● What to do
Wherever a line in the data below holds "text", copy that line.

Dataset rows
:::
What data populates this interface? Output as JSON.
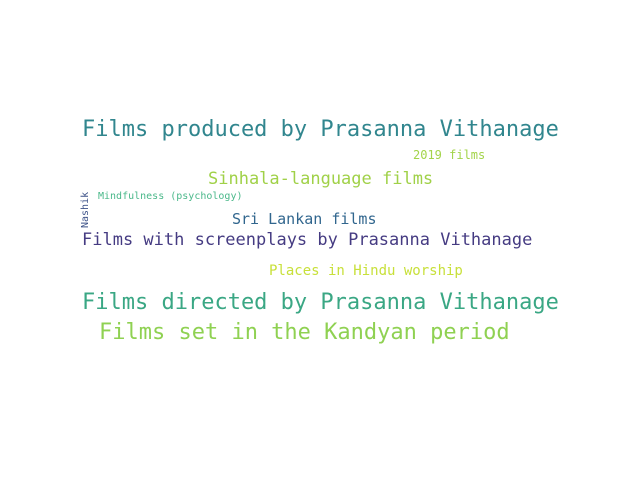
{
  "words": [
    {
      "text": "Films produced by Prasanna Vithanage",
      "color": "#31868e"
    },
    {
      "text": "2019 films",
      "color": "#a3d44a"
    },
    {
      "text": "Sinhala-language films",
      "color": "#a0d148"
    },
    {
      "text": "Mindfulness (psychology)",
      "color": "#4ab88a"
    },
    {
      "text": "Sri Lankan films",
      "color": "#31668e"
    },
    {
      "text": "Films with screenplays by Prasanna Vithanage",
      "color": "#453b82"
    },
    {
      "text": "Places in Hindu worship",
      "color": "#c8e03a"
    },
    {
      "text": "Films directed by Prasanna Vithanage",
      "color": "#3aa784"
    },
    {
      "text": "Films set in the Kandyan period",
      "color": "#8fd152"
    },
    {
      "text": "Nashik",
      "color": "#3d5288"
    }
  ]
}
:::
● Full answer
      "text": "Films produced by Prasanna Vithanage",
      "text": "2019 films",
      "text": "Sinhala-language films",
      "text": "Mindfulness (psychology)",
      "text": "Sri Lankan films",
      "text": "Films with screenplays by Prasanna Vithanage",
      "text": "Places in Hindu worship",
      "text": "Films directed by Prasanna Vithanage",
      "text": "Films set in the Kandyan period",
      "text": "Nashik",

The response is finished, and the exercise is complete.